* _Work required_: Identify each line holding the string "title" and copy it.
╭──
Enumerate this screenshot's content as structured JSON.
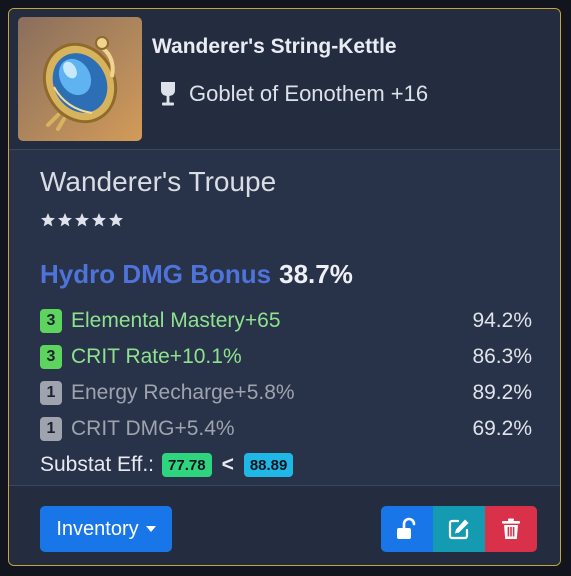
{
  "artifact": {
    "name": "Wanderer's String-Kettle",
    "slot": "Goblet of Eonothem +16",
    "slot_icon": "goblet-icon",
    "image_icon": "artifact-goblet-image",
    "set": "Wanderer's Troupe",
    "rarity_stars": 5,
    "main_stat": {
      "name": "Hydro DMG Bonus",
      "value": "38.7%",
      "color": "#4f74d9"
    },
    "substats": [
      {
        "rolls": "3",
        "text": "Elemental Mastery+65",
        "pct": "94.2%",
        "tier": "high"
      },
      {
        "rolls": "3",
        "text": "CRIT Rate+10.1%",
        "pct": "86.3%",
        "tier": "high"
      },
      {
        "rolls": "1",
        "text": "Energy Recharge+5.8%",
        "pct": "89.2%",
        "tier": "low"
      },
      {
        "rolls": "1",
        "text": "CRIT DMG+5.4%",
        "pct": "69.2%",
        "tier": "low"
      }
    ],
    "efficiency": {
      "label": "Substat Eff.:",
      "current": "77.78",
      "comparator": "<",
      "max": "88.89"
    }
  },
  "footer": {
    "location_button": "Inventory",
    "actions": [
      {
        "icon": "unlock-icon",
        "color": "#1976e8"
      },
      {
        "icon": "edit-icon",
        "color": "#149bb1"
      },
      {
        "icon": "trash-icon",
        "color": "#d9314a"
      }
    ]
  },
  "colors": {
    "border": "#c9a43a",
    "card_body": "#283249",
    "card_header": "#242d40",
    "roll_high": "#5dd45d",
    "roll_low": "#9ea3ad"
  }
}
╰──
╭──
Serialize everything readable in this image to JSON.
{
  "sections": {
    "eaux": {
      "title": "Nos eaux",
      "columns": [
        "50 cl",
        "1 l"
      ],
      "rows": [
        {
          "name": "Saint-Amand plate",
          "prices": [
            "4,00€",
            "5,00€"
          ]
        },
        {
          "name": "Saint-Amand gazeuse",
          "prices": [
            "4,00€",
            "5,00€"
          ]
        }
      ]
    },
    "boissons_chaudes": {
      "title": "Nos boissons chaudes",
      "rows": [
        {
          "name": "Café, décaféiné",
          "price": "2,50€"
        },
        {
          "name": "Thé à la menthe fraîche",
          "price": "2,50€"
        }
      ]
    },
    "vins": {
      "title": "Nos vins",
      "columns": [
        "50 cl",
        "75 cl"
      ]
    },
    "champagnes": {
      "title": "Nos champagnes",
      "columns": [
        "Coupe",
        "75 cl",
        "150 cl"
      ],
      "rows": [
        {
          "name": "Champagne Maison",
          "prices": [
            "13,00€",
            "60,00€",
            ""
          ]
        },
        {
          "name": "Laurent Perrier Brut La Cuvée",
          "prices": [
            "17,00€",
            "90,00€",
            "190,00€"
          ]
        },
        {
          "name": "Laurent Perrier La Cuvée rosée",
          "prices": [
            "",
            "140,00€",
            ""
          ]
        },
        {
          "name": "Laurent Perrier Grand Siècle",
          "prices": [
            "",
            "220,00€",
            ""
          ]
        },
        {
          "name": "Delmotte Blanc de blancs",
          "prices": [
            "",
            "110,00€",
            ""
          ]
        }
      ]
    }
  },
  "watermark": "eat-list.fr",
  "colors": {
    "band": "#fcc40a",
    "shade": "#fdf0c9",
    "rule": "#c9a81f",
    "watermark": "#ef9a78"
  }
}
╰──
* _Solved exercise_:
      "title": "Nos eaux",
      "title": "Nos boissons chaudes",
      "title": "Nos vins",
      "title": "Nos champagnes",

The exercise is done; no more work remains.